§ Goal of the exercise
Identify and copy all lines of the material where the string "label" is found.

§ Material supplied
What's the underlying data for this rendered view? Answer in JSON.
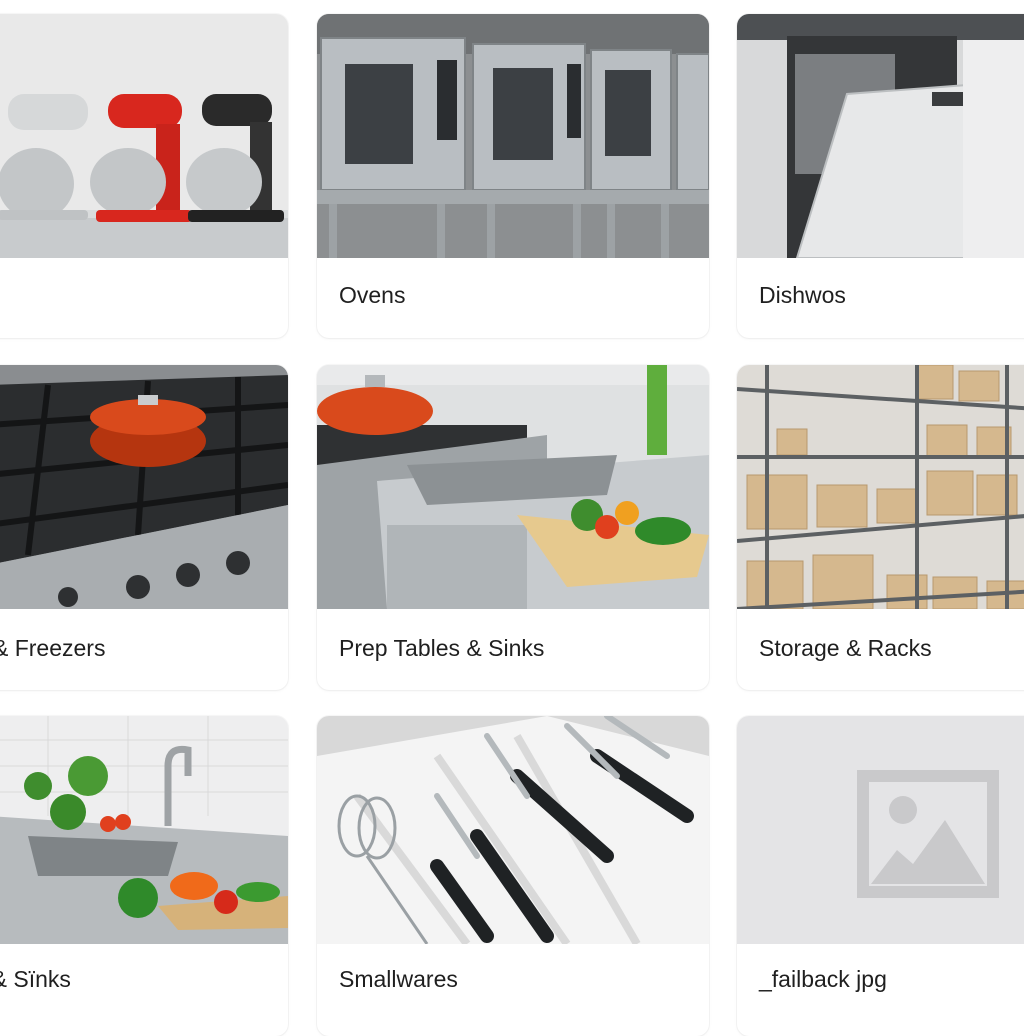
{
  "categories": [
    {
      "label": "",
      "image": "stand-mixers"
    },
    {
      "label": "Ovens",
      "image": "convection-ovens"
    },
    {
      "label": "Dishwos",
      "image": "dishwasher"
    },
    {
      "label": "ge & Freezers",
      "image": "gas-range-with-pot"
    },
    {
      "label": "Prep Tables & Sinks",
      "image": "prep-table-sink"
    },
    {
      "label": "Storage & Racks",
      "image": "storage-shelving"
    },
    {
      "label": "es & Sїnks",
      "image": "sink-with-vegetables"
    },
    {
      "label": "Smallwares",
      "image": "utensil-drawer"
    },
    {
      "label": "_failback jpg",
      "image": "image-placeholder"
    }
  ],
  "colors": {
    "accent_red": "#d8271e",
    "pot_orange": "#d94a1c",
    "steel": "#b9bec2",
    "placeholder_bg": "#e4e4e6",
    "placeholder_icon": "#c9c9cb"
  }
}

§ Solution for this task
      "label": "",
      "label": "Ovens",
      "label": "Dishwos",
      "label": "ge & Freezers",
      "label": "Prep Tables & Sinks",
      "label": "Storage & Racks",
      "label": "es & Sїnks",
      "label": "Smallwares",
      "label": "_failback jpg",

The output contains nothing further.